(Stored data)
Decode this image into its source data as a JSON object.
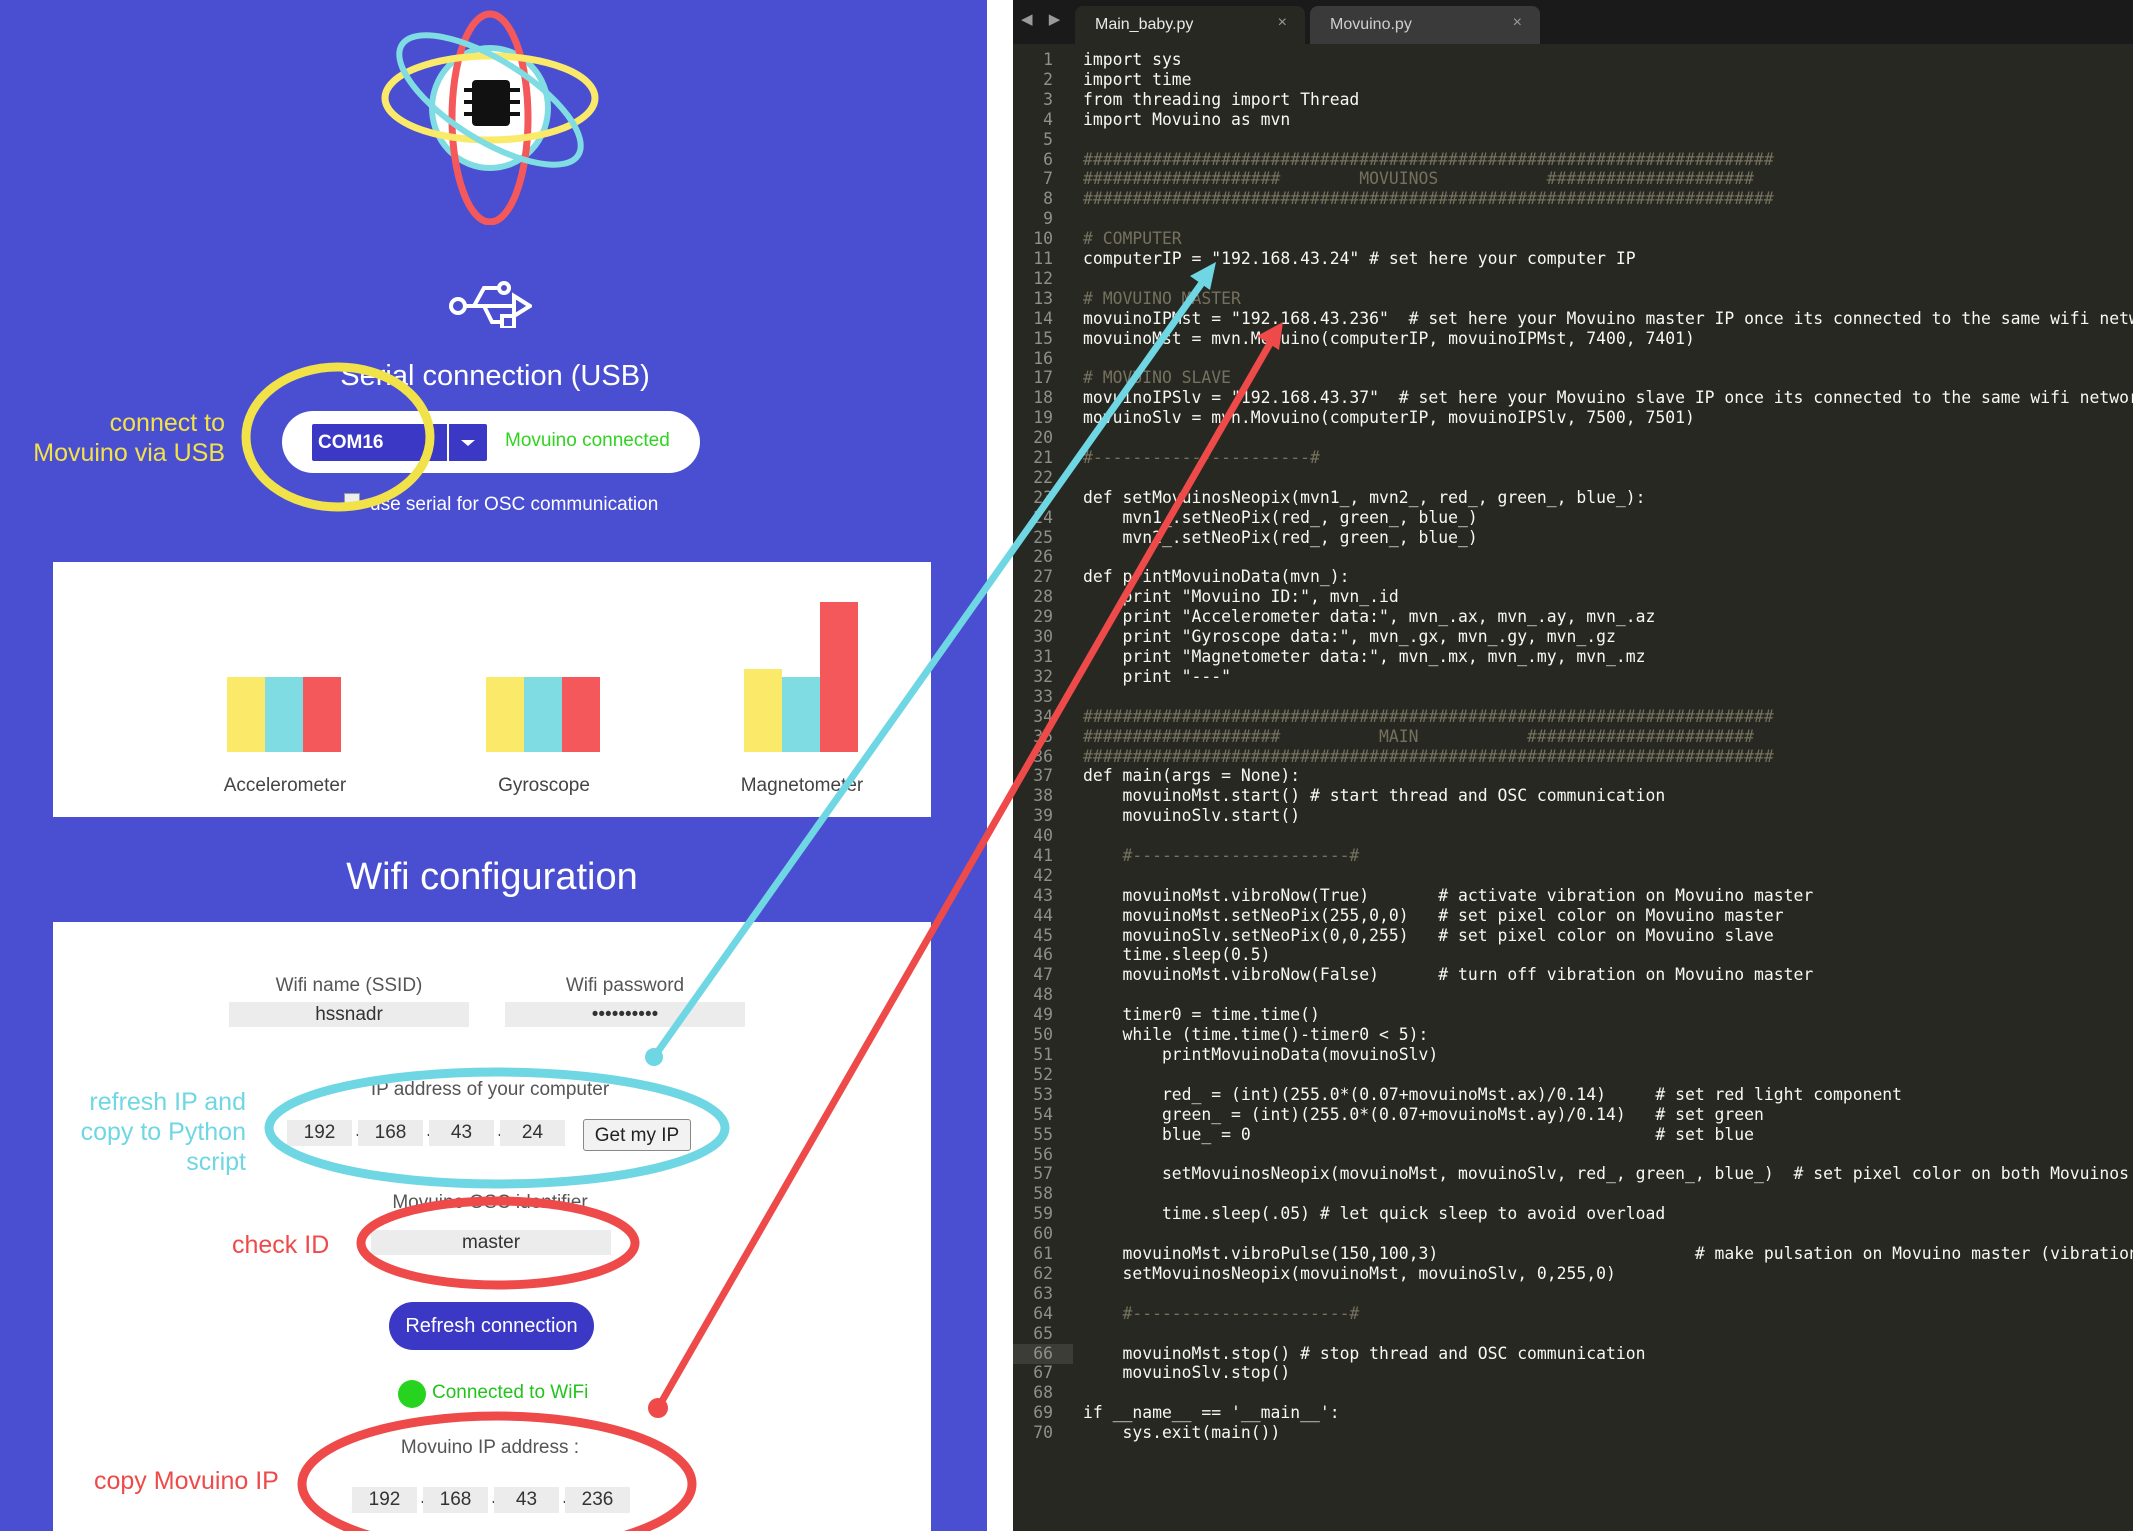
{
  "app": {
    "serial_title": "Serial connection (USB)",
    "com_port": "COM16",
    "serial_status": "Movuino connected",
    "osc_label": "use serial for OSC communication",
    "sensors": [
      {
        "name": "Accelerometer",
        "levels": [
          0.5,
          0.5,
          0.5
        ]
      },
      {
        "name": "Gyroscope",
        "levels": [
          0.5,
          0.5,
          0.5
        ]
      },
      {
        "name": "Magnetometer",
        "levels": [
          0.55,
          0.5,
          1.0
        ]
      }
    ],
    "colors": {
      "yellow": "#fbe96a",
      "cyan": "#7fdce2",
      "red": "#f4585a",
      "accent": "#4a4fd2",
      "button": "#3a38c4"
    },
    "wifi_title": "Wifi configuration",
    "ssid_label": "Wifi name (SSID)",
    "ssid_value": "hssnadr",
    "password_label": "Wifi password",
    "password_value": "••••••••••",
    "ip_label": "IP address of your computer",
    "computer_ip": [
      "192",
      "168",
      "43",
      "24"
    ],
    "get_ip_button": "Get my IP",
    "osc_id_label": "Movuino OSC identifier",
    "osc_id_value": "master",
    "refresh_button": "Refresh connection",
    "wifi_status": "Connected to WiFi",
    "movuino_ip_label": "Movuino IP address :",
    "movuino_ip": [
      "192",
      "168",
      "43",
      "236"
    ]
  },
  "annotations": {
    "usb": "connect to\nMovuino via USB",
    "refresh": "refresh IP and\ncopy to Python\nscript",
    "check_id": "check ID",
    "copy_ip": "copy Movuino IP"
  },
  "editor": {
    "tabs": [
      {
        "label": "Main_baby.py",
        "active": true
      },
      {
        "label": "Movuino.py",
        "active": false
      }
    ],
    "nav_arrows": "◀ ▶",
    "close_glyph": "×",
    "current_line": 66,
    "lines": [
      "import sys",
      "import time",
      "from threading import Thread",
      "import Movuino as mvn",
      "",
      "######################################################################",
      "####################        MOVUINOS           #####################",
      "######################################################################",
      "",
      "# COMPUTER",
      "computerIP = \"192.168.43.24\" # set here your computer IP",
      "",
      "# MOVUINO MASTER",
      "movuinoIPMst = \"192.168.43.236\"  # set here your Movuino master IP once its connected to the same wifi network",
      "movuinoMst = mvn.Movuino(computerIP, movuinoIPMst, 7400, 7401)",
      "",
      "# MOVUINO SLAVE",
      "movuinoIPSlv = \"192.168.43.37\"  # set here your Movuino slave IP once its connected to the same wifi network",
      "movuinoSlv = mvn.Movuino(computerIP, movuinoIPSlv, 7500, 7501)",
      "",
      "#----------------------#",
      "",
      "def setMovuinosNeopix(mvn1_, mvn2_, red_, green_, blue_):",
      "    mvn1_.setNeoPix(red_, green_, blue_)",
      "    mvn2_.setNeoPix(red_, green_, blue_)",
      "",
      "def printMovuinoData(mvn_):",
      "    print \"Movuino ID:\", mvn_.id",
      "    print \"Accelerometer data:\", mvn_.ax, mvn_.ay, mvn_.az",
      "    print \"Gyroscope data:\", mvn_.gx, mvn_.gy, mvn_.gz",
      "    print \"Magnetometer data:\", mvn_.mx, mvn_.my, mvn_.mz",
      "    print \"---\"",
      "",
      "######################################################################",
      "####################          MAIN           #######################",
      "######################################################################",
      "def main(args = None):",
      "    movuinoMst.start() # start thread and OSC communication",
      "    movuinoSlv.start()",
      "",
      "    #----------------------#",
      "",
      "    movuinoMst.vibroNow(True)       # activate vibration on Movuino master",
      "    movuinoMst.setNeoPix(255,0,0)   # set pixel color on Movuino master",
      "    movuinoSlv.setNeoPix(0,0,255)   # set pixel color on Movuino slave",
      "    time.sleep(0.5)",
      "    movuinoMst.vibroNow(False)      # turn off vibration on Movuino master",
      "",
      "    timer0 = time.time()",
      "    while (time.time()-timer0 < 5):",
      "        printMovuinoData(movuinoSlv)",
      "",
      "        red_ = (int)(255.0*(0.07+movuinoMst.ax)/0.14)     # set red light component",
      "        green_ = (int)(255.0*(0.07+movuinoMst.ay)/0.14)   # set green",
      "        blue_ = 0                                         # set blue",
      "",
      "        setMovuinosNeopix(movuinoMst, movuinoSlv, red_, green_, blue_)  # set pixel color on both Movuinos",
      "",
      "        time.sleep(.05) # let quick sleep to avoid overload",
      "",
      "    movuinoMst.vibroPulse(150,100,3)                          # make pulsation on Movuino master (vibration)",
      "    setMovuinosNeopix(movuinoMst, movuinoSlv, 0,255,0)",
      "",
      "    #----------------------#",
      "",
      "    movuinoMst.stop() # stop thread and OSC communication",
      "    movuinoSlv.stop()",
      "",
      "if __name__ == '__main__':",
      "    sys.exit(main())"
    ]
  }
}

-- TASK --
Repeat every record precisely. Any picture among them stays out of the copy.

-- PROBLEM SOLUTION --
Decode this image into its source data as a JSON object.
{
  "app": {
    "serial_title": "Serial connection (USB)",
    "com_port": "COM16",
    "serial_status": "Movuino connected",
    "osc_label": "use serial for OSC communication",
    "sensors": [
      {
        "name": "Accelerometer",
        "levels": [
          0.5,
          0.5,
          0.5
        ]
      },
      {
        "name": "Gyroscope",
        "levels": [
          0.5,
          0.5,
          0.5
        ]
      },
      {
        "name": "Magnetometer",
        "levels": [
          0.55,
          0.5,
          1.0
        ]
      }
    ],
    "colors": {
      "yellow": "#fbe96a",
      "cyan": "#7fdce2",
      "red": "#f4585a",
      "accent": "#4a4fd2",
      "button": "#3a38c4"
    },
    "wifi_title": "Wifi configuration",
    "ssid_label": "Wifi name (SSID)",
    "ssid_value": "hssnadr",
    "password_label": "Wifi password",
    "password_value": "••••••••••",
    "ip_label": "IP address of your computer",
    "computer_ip": [
      "192",
      "168",
      "43",
      "24"
    ],
    "get_ip_button": "Get my IP",
    "osc_id_label": "Movuino OSC identifier",
    "osc_id_value": "master",
    "refresh_button": "Refresh connection",
    "wifi_status": "Connected to WiFi",
    "movuino_ip_label": "Movuino IP address :",
    "movuino_ip": [
      "192",
      "168",
      "43",
      "236"
    ]
  },
  "annotations": {
    "usb": "connect to\nMovuino via USB",
    "refresh": "refresh IP and\ncopy to Python\nscript",
    "check_id": "check ID",
    "copy_ip": "copy Movuino IP"
  },
  "editor": {
    "tabs": [
      {
        "label": "Main_baby.py",
        "active": true
      },
      {
        "label": "Movuino.py",
        "active": false
      }
    ],
    "nav_arrows": "◀ ▶",
    "close_glyph": "×",
    "current_line": 66,
    "lines": [
      "import sys",
      "import time",
      "from threading import Thread",
      "import Movuino as mvn",
      "",
      "######################################################################",
      "####################        MOVUINOS           #####################",
      "######################################################################",
      "",
      "# COMPUTER",
      "computerIP = \"192.168.43.24\" # set here your computer IP",
      "",
      "# MOVUINO MASTER",
      "movuinoIPMst = \"192.168.43.236\"  # set here your Movuino master IP once its connected to the same wifi network",
      "movuinoMst = mvn.Movuino(computerIP, movuinoIPMst, 7400, 7401)",
      "",
      "# MOVUINO SLAVE",
      "movuinoIPSlv = \"192.168.43.37\"  # set here your Movuino slave IP once its connected to the same wifi network",
      "movuinoSlv = mvn.Movuino(computerIP, movuinoIPSlv, 7500, 7501)",
      "",
      "#----------------------#",
      "",
      "def setMovuinosNeopix(mvn1_, mvn2_, red_, green_, blue_):",
      "    mvn1_.setNeoPix(red_, green_, blue_)",
      "    mvn2_.setNeoPix(red_, green_, blue_)",
      "",
      "def printMovuinoData(mvn_):",
      "    print \"Movuino ID:\", mvn_.id",
      "    print \"Accelerometer data:\", mvn_.ax, mvn_.ay, mvn_.az",
      "    print \"Gyroscope data:\", mvn_.gx, mvn_.gy, mvn_.gz",
      "    print \"Magnetometer data:\", mvn_.mx, mvn_.my, mvn_.mz",
      "    print \"---\"",
      "",
      "######################################################################",
      "####################          MAIN           #######################",
      "######################################################################",
      "def main(args = None):",
      "    movuinoMst.start() # start thread and OSC communication",
      "    movuinoSlv.start()",
      "",
      "    #----------------------#",
      "",
      "    movuinoMst.vibroNow(True)       # activate vibration on Movuino master",
      "    movuinoMst.setNeoPix(255,0,0)   # set pixel color on Movuino master",
      "    movuinoSlv.setNeoPix(0,0,255)   # set pixel color on Movuino slave",
      "    time.sleep(0.5)",
      "    movuinoMst.vibroNow(False)      # turn off vibration on Movuino master",
      "",
      "    timer0 = time.time()",
      "    while (time.time()-timer0 < 5):",
      "        printMovuinoData(movuinoSlv)",
      "",
      "        red_ = (int)(255.0*(0.07+movuinoMst.ax)/0.14)     # set red light component",
      "        green_ = (int)(255.0*(0.07+movuinoMst.ay)/0.14)   # set green",
      "        blue_ = 0                                         # set blue",
      "",
      "        setMovuinosNeopix(movuinoMst, movuinoSlv, red_, green_, blue_)  # set pixel color on both Movuinos",
      "",
      "        time.sleep(.05) # let quick sleep to avoid overload",
      "",
      "    movuinoMst.vibroPulse(150,100,3)                          # make pulsation on Movuino master (vibration)",
      "    setMovuinosNeopix(movuinoMst, movuinoSlv, 0,255,0)",
      "",
      "    #----------------------#",
      "",
      "    movuinoMst.stop() # stop thread and OSC communication",
      "    movuinoSlv.stop()",
      "",
      "if __name__ == '__main__':",
      "    sys.exit(main())"
    ]
  }
}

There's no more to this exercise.